Find each line that has the string "ylabel" and give the total, with nothing else.

======== Input ========

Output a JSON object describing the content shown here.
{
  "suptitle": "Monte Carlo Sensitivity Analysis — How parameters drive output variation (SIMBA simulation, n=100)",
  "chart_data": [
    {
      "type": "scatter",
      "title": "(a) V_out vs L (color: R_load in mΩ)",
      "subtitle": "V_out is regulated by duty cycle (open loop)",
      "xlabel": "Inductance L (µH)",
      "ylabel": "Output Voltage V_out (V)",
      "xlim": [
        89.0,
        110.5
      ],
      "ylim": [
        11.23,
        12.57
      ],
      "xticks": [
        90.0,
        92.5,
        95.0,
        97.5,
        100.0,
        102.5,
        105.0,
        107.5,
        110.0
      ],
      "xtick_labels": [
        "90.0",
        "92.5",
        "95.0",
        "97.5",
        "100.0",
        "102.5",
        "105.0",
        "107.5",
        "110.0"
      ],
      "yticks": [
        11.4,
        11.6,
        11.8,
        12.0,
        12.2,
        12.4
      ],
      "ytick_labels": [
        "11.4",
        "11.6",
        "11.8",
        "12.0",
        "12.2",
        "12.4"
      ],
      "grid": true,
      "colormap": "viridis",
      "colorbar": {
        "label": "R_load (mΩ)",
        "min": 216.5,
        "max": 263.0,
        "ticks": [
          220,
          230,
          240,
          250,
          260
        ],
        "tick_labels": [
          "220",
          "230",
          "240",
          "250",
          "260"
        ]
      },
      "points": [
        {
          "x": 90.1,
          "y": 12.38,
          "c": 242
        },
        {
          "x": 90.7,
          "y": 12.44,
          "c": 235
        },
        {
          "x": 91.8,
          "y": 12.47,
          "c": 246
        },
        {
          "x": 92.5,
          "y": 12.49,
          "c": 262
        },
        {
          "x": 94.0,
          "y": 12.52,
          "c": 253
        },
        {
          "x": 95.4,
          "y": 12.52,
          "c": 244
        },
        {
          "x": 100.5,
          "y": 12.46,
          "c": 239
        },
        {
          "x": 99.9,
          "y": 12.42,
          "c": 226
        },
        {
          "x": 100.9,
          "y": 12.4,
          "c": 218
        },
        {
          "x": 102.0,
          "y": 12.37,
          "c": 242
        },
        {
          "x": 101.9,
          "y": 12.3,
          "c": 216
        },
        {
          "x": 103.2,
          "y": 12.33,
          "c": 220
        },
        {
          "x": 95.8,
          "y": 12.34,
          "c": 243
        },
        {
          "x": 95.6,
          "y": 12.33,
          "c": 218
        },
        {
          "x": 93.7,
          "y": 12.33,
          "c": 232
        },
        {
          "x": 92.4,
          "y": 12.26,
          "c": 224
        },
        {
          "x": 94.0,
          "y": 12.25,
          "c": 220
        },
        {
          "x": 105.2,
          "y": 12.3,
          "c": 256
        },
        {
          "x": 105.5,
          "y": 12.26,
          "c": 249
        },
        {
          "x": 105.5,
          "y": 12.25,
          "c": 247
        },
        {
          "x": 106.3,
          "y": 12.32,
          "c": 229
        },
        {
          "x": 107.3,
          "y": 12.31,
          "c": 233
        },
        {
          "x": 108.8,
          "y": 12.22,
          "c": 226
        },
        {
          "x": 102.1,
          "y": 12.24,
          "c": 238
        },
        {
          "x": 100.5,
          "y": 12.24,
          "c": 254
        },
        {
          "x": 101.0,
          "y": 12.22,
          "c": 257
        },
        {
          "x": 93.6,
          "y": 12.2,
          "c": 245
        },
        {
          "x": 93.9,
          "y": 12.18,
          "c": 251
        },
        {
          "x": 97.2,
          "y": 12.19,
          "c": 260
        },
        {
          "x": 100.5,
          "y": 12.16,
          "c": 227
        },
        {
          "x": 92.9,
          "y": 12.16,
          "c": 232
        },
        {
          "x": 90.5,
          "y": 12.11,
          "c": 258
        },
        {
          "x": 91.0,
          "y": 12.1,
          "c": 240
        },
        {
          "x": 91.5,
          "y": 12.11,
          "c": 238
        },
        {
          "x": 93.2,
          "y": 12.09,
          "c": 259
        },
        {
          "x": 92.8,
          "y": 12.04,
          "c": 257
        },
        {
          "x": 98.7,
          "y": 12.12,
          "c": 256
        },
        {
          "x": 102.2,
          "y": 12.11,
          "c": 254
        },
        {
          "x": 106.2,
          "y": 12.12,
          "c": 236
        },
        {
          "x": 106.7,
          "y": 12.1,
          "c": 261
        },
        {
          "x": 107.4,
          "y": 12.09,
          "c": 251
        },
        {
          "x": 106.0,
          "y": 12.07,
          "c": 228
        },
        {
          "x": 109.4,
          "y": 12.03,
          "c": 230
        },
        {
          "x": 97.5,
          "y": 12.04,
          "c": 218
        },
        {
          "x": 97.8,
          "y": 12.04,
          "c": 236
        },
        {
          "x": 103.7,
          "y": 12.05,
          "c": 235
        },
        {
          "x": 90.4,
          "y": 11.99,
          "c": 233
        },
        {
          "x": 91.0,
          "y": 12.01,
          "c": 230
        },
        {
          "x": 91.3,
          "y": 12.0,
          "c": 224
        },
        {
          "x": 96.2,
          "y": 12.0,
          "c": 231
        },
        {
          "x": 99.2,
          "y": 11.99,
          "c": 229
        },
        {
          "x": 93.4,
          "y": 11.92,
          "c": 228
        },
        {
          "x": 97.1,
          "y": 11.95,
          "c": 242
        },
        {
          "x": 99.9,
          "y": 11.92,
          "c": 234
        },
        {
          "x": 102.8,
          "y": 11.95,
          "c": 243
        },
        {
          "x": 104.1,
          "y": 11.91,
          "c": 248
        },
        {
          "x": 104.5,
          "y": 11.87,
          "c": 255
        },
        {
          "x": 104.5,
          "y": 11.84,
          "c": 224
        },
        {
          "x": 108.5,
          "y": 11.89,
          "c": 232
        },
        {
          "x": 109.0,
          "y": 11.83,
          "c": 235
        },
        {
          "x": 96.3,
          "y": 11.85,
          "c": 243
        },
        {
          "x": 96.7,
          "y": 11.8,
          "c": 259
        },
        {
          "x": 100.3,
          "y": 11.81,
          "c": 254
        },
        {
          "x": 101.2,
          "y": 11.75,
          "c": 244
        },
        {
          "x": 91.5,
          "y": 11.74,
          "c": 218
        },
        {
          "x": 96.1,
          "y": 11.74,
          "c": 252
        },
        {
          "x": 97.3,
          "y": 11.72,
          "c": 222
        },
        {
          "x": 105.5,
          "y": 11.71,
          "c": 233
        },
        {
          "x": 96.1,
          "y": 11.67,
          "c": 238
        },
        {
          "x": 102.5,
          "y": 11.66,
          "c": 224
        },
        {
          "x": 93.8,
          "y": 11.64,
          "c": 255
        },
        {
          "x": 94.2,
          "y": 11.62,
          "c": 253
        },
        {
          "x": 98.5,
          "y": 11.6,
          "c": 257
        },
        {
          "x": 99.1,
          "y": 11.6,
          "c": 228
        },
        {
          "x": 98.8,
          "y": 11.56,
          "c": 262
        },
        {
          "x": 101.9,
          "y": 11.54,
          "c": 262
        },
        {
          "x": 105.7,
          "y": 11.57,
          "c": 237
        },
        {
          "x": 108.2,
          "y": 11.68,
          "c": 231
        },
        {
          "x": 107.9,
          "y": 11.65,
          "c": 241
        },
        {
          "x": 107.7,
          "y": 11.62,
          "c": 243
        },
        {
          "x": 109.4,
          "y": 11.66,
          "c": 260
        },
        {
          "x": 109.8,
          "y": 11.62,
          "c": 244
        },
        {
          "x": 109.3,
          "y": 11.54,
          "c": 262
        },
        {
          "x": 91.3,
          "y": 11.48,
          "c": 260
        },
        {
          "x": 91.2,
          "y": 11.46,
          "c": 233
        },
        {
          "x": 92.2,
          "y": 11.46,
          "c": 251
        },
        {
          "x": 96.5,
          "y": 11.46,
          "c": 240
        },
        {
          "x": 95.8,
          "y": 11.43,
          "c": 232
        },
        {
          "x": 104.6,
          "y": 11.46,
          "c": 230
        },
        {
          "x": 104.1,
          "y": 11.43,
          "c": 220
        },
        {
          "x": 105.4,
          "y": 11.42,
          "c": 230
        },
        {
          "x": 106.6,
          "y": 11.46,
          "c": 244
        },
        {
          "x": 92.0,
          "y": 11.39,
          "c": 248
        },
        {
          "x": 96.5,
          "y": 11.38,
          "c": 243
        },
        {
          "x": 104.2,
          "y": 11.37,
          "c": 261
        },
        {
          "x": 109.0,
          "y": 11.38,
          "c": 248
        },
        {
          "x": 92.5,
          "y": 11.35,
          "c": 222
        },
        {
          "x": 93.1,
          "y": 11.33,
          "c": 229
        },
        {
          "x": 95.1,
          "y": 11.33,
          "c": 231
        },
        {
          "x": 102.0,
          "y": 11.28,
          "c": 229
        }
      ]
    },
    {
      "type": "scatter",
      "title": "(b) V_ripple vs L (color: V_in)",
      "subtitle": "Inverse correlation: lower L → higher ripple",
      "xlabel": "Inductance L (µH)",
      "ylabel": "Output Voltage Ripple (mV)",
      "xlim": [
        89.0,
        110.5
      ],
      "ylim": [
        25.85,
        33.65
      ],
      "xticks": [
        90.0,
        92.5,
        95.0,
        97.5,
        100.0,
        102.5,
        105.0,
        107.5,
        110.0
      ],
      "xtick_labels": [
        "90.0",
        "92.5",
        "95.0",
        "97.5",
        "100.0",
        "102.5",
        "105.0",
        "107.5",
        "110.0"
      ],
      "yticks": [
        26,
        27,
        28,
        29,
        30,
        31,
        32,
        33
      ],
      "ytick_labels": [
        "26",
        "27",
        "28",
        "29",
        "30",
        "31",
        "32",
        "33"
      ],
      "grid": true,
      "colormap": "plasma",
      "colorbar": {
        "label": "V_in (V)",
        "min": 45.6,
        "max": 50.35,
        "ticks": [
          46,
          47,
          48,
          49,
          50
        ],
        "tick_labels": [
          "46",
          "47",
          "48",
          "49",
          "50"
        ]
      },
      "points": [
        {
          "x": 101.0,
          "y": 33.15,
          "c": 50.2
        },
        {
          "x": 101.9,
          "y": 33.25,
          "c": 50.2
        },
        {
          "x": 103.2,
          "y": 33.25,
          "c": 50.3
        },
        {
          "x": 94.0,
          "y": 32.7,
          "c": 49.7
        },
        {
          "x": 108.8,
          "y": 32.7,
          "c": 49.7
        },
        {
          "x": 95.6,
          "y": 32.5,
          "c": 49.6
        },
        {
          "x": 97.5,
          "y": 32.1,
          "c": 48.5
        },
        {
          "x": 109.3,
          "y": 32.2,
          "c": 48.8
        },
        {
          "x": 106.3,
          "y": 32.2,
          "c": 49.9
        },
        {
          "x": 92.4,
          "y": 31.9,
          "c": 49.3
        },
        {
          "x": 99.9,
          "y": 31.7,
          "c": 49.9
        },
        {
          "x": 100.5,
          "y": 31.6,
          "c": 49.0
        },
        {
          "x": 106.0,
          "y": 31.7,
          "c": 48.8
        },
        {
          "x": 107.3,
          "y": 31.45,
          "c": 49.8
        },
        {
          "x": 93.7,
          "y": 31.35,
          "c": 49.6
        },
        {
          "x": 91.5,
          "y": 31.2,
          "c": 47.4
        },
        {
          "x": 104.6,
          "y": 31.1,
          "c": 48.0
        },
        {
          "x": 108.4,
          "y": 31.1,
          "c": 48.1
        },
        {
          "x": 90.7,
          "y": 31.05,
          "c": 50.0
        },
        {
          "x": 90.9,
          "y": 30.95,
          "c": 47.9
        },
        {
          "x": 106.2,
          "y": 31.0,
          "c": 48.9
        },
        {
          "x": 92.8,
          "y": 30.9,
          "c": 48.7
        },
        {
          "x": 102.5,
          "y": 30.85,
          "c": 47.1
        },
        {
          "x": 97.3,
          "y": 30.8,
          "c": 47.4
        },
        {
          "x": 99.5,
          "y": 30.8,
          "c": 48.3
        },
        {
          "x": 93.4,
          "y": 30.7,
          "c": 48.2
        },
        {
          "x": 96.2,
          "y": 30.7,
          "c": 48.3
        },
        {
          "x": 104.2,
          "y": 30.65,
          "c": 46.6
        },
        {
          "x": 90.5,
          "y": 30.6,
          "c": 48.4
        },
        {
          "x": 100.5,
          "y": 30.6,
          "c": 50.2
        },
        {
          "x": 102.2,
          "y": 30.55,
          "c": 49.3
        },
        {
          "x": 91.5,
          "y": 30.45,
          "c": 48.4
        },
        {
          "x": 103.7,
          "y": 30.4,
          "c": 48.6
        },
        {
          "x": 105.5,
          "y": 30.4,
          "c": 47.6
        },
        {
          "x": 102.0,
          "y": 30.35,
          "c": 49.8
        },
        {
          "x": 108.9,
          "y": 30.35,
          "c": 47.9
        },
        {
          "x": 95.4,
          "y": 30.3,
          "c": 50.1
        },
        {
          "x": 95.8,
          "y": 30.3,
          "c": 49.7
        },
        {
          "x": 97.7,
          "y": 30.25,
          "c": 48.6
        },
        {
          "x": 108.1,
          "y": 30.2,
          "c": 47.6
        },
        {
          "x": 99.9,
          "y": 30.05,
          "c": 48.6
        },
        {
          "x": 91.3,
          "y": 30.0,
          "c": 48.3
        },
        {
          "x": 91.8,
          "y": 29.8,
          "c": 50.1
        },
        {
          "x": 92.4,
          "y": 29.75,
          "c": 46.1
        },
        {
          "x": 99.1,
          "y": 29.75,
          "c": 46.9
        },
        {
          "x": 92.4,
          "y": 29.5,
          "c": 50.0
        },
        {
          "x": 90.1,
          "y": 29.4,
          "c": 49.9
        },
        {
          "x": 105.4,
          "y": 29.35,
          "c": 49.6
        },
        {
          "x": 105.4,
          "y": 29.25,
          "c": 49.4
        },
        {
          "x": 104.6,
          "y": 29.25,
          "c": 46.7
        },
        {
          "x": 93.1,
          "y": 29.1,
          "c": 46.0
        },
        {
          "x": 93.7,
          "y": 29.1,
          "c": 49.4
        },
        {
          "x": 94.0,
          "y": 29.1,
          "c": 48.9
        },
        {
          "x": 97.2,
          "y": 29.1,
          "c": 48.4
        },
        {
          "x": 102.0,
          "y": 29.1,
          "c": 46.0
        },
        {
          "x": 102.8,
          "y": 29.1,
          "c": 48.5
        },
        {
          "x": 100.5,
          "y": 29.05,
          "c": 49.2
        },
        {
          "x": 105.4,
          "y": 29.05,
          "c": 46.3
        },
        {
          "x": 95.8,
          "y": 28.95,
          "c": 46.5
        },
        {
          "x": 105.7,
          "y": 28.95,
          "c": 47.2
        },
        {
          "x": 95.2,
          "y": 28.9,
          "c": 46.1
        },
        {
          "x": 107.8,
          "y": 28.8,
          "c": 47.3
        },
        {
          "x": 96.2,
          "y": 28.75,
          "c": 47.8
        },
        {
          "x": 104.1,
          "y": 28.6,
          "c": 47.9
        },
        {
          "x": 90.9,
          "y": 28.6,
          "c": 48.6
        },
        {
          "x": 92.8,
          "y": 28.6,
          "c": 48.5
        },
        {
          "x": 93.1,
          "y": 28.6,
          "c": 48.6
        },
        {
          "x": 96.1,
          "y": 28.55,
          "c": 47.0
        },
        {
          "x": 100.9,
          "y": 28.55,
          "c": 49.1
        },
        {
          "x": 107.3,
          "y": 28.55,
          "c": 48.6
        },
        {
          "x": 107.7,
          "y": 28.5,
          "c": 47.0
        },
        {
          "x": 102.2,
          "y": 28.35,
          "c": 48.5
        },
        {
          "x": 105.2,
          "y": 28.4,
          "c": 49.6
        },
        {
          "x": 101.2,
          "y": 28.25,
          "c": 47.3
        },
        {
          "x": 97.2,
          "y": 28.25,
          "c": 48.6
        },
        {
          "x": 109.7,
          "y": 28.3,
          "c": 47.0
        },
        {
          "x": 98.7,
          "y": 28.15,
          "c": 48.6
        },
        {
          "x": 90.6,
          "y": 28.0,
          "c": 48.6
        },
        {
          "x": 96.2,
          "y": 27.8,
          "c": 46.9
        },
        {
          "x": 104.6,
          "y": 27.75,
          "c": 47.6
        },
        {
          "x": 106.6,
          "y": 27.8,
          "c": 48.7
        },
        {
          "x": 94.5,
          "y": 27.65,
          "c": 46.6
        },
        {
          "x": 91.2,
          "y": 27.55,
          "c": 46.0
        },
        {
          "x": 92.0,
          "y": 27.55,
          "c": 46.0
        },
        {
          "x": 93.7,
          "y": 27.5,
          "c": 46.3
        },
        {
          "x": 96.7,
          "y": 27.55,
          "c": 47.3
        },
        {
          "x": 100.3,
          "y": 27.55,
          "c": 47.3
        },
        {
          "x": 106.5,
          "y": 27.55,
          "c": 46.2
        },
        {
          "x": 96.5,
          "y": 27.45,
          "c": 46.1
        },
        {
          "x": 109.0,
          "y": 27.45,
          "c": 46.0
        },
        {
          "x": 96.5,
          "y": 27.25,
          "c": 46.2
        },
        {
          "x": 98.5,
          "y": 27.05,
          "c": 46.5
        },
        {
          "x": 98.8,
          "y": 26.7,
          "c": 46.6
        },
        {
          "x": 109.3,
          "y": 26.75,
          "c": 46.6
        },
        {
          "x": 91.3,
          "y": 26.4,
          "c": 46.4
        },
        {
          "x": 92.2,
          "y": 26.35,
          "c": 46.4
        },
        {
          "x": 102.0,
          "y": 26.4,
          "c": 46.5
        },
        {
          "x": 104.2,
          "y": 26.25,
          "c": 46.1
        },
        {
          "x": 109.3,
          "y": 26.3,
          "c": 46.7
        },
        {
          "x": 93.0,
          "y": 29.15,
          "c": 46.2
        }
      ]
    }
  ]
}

========

__Finished task__.
2